# START OF Text
15  Working with Chart Types

15.1 Alternatives to a Box Plot

Box plots are great, but they can be so incredibly boring. Also, even if you are used to looking at box plots, remember there might be plenty people looking at your plot that have never seen a box and whisker plot before.

Recall: Box and Whiskers Plot

A box-and-whisker plot (sometimes called simply a box plot) is a histogram-like method of displaying data, invented by J. Tukey. The thick middle line notates the median, also known as quartile Q2. The limits of the box are determined by the lower and upper quartiles, Q1 and Q3. The box contains thus 50% of the data and is called “interquartile range” (IQR). The length of the whiskers is determined by the most extreme values that are not considered as outliers (i.e. values that are within 3/2 times the interquartile range).
Fig: Structure of a Boxplot

There are alternatives, but first we are plotting a common box plot:

g <-
  ggplot(chic, aes(x = season, y = o3,
                   color = season)) +
    labs(x = "Season", y = "Ozone") +
    scale_color_brewer(palette = "Dark2", guide = "none")

g + geom_boxplot()

15.1.1 Alternative: Plot of Points

Let’s plot just each data point of the raw data:

g + geom_point()

Not only boring but uninformative. To improve the plot, one could add transparency to deal with overplotting:

g + geom_point(alpha = .1)

However, setting transparency is difficult here since either the overlap is still too high or the extreme values are not visible. Bad, so let’s try something else.

15.1.2 Alternative: Jitter the Points

Try adding a little jitter to the data. I like this for in-house visualization but be careful using jittering because you are purposely adding noise to your data and this can result in misinterpretation of your data.

g + geom_jitter(width = .3, alpha = .5)

15.1.3 Alternative: Violin Plots

Violin plots, similar to box plots except you are using a kernel density to show where you have the most data, are a useful visualization.

g + geom_violin(fill = "gray80", linewidth = 1, alpha = .5)
# END OF Text
# START OF Entries supplied
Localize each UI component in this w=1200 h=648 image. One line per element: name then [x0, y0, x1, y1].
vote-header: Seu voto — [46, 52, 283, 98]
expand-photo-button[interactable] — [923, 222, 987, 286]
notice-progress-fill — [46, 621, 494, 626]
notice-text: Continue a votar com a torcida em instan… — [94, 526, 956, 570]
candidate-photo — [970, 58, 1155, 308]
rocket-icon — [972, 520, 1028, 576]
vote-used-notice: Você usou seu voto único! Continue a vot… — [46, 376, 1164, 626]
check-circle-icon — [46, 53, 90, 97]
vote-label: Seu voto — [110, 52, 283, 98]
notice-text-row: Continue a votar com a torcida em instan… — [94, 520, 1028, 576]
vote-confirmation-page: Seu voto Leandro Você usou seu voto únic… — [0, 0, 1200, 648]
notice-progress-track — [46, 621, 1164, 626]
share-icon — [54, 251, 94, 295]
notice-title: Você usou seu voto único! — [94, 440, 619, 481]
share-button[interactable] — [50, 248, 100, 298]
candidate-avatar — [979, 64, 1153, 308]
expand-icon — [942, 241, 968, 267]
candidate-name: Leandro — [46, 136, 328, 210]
# END OF Entries supplied
# START OF Entries supplied
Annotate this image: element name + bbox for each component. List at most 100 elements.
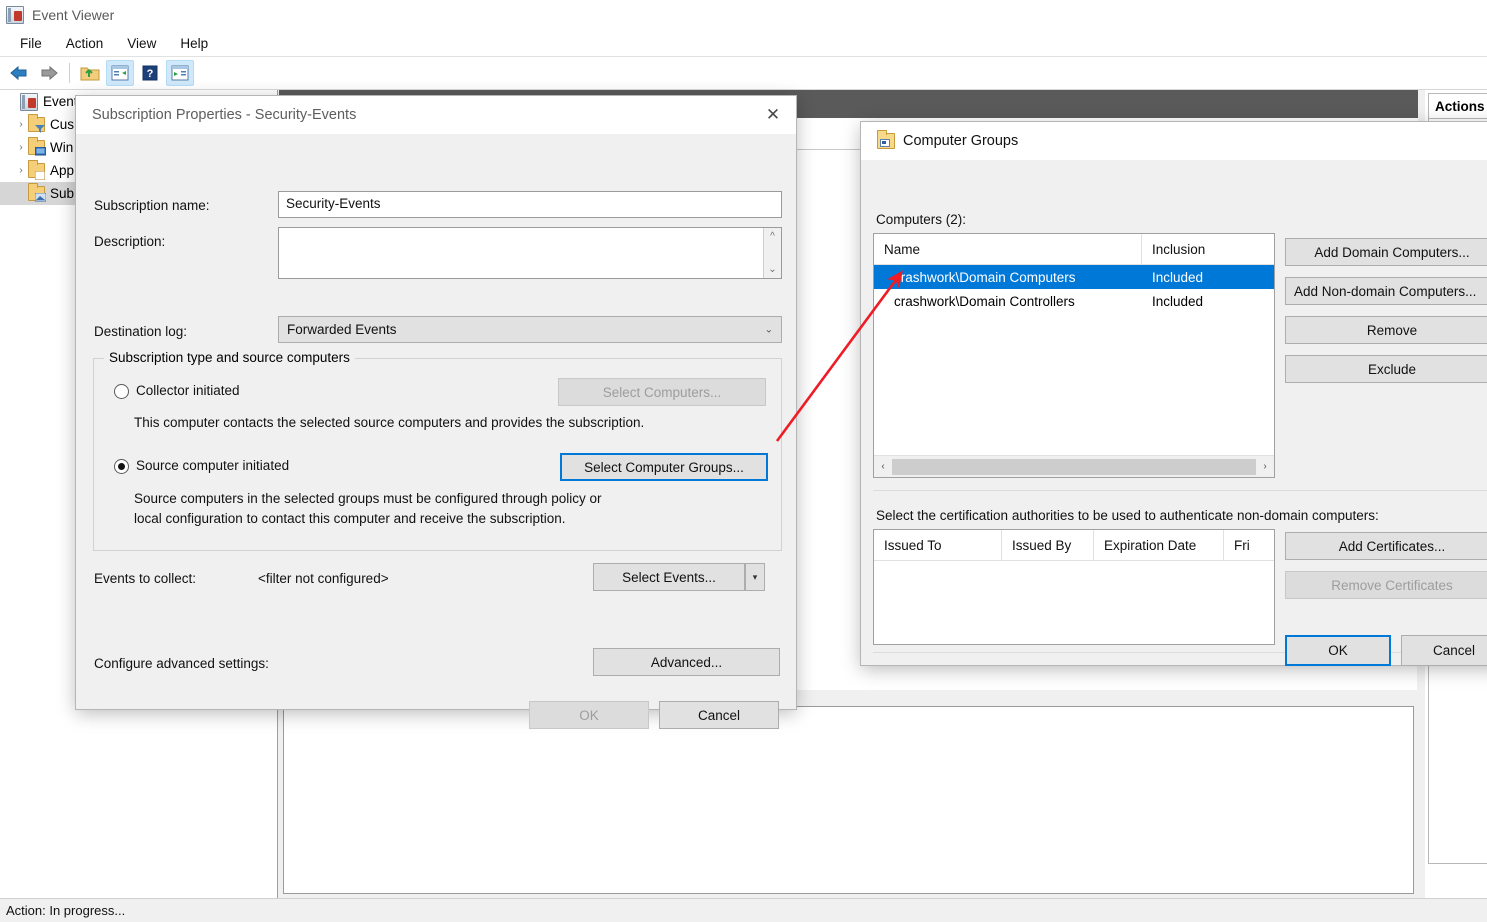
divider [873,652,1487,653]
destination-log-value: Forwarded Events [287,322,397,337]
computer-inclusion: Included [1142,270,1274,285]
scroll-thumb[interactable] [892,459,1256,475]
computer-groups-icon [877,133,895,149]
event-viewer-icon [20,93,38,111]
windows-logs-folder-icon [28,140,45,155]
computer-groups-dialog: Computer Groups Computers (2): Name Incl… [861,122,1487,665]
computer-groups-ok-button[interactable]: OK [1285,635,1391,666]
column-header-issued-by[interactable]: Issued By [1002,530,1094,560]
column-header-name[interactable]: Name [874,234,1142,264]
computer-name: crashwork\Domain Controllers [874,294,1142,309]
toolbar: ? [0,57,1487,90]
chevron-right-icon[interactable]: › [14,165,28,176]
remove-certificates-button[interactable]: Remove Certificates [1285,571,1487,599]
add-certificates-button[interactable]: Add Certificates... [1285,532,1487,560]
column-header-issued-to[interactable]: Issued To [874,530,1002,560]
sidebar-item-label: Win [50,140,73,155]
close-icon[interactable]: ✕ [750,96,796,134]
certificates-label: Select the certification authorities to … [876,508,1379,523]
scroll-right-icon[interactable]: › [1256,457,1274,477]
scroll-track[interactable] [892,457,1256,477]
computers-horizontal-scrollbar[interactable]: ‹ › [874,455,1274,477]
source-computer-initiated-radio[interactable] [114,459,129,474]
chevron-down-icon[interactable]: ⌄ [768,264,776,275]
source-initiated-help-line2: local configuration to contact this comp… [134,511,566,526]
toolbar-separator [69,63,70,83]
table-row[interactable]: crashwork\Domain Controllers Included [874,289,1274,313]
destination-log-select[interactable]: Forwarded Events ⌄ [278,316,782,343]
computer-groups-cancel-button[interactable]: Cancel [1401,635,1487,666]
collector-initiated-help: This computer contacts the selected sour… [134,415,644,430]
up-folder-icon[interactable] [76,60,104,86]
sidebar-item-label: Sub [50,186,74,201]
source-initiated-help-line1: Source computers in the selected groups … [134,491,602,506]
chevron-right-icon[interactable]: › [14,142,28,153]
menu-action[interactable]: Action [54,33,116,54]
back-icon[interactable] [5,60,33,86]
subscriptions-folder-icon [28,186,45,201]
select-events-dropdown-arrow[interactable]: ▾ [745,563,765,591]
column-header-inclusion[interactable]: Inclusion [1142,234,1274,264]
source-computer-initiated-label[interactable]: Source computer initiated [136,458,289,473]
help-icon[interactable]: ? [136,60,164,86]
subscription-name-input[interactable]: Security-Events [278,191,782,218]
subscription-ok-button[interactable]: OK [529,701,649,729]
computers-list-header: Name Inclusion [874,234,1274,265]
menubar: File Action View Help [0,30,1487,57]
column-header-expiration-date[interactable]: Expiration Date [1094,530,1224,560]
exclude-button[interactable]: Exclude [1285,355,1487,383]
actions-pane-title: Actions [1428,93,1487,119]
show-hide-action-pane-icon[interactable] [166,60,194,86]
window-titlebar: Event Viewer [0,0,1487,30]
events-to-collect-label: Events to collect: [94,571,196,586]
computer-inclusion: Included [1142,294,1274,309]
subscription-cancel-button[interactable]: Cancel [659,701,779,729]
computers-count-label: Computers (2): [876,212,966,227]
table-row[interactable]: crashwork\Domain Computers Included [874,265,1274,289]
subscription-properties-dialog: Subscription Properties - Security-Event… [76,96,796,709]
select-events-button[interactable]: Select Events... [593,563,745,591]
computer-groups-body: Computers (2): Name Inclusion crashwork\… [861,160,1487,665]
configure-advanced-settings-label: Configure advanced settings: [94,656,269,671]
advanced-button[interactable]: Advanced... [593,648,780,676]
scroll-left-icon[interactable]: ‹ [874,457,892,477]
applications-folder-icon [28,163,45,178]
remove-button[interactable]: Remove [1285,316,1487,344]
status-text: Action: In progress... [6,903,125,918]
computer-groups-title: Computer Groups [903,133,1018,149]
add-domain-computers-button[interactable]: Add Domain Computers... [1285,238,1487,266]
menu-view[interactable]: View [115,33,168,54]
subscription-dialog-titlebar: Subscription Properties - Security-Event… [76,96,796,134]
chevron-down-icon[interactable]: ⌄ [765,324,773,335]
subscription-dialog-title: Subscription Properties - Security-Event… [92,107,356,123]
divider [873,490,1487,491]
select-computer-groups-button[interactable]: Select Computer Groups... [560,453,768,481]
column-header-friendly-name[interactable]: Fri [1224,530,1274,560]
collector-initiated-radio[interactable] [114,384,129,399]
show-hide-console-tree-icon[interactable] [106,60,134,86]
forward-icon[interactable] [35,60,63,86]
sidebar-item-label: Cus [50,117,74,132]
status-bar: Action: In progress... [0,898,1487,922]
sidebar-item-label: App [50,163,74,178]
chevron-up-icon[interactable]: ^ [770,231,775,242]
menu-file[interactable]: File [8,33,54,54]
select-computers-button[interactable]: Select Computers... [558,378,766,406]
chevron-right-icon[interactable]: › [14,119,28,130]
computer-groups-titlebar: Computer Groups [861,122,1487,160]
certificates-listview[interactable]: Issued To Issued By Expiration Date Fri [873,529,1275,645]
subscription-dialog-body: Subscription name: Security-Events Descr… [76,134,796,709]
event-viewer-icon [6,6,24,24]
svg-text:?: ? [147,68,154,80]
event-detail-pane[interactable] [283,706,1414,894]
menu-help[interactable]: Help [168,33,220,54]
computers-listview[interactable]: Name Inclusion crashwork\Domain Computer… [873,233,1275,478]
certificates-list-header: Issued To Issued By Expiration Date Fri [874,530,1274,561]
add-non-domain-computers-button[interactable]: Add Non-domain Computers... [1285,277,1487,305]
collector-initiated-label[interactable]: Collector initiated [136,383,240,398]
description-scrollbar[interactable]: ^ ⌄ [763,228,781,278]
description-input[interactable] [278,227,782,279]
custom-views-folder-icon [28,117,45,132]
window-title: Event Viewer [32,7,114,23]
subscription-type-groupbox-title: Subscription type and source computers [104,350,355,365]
# END OF Entries supplied
### [Your tasks]
A – In the text on alternatives to a box plot, what does the thick middle line of a box-and-whisker plot notate?
B – Repeat word for word the part of the box plot text that starts with "g + geom_boxplot()" and goes on through "try something else.".

### [Expected outputs]
A – The median, also known as quartile Q2.

B –
g + geom_boxplot()

15.1.1 Alternative: Plot of Points

Let’s plot just each data point of the raw data:

g + geom_point()

Not only boring but uninformative. To improve the plot, one could add transparency to deal with overplotting:

g + geom_point(alpha = .1)

However, setting transparency is difficult here since either the overlap is still too high or the extreme values are not visible. Bad, so let’s try something else.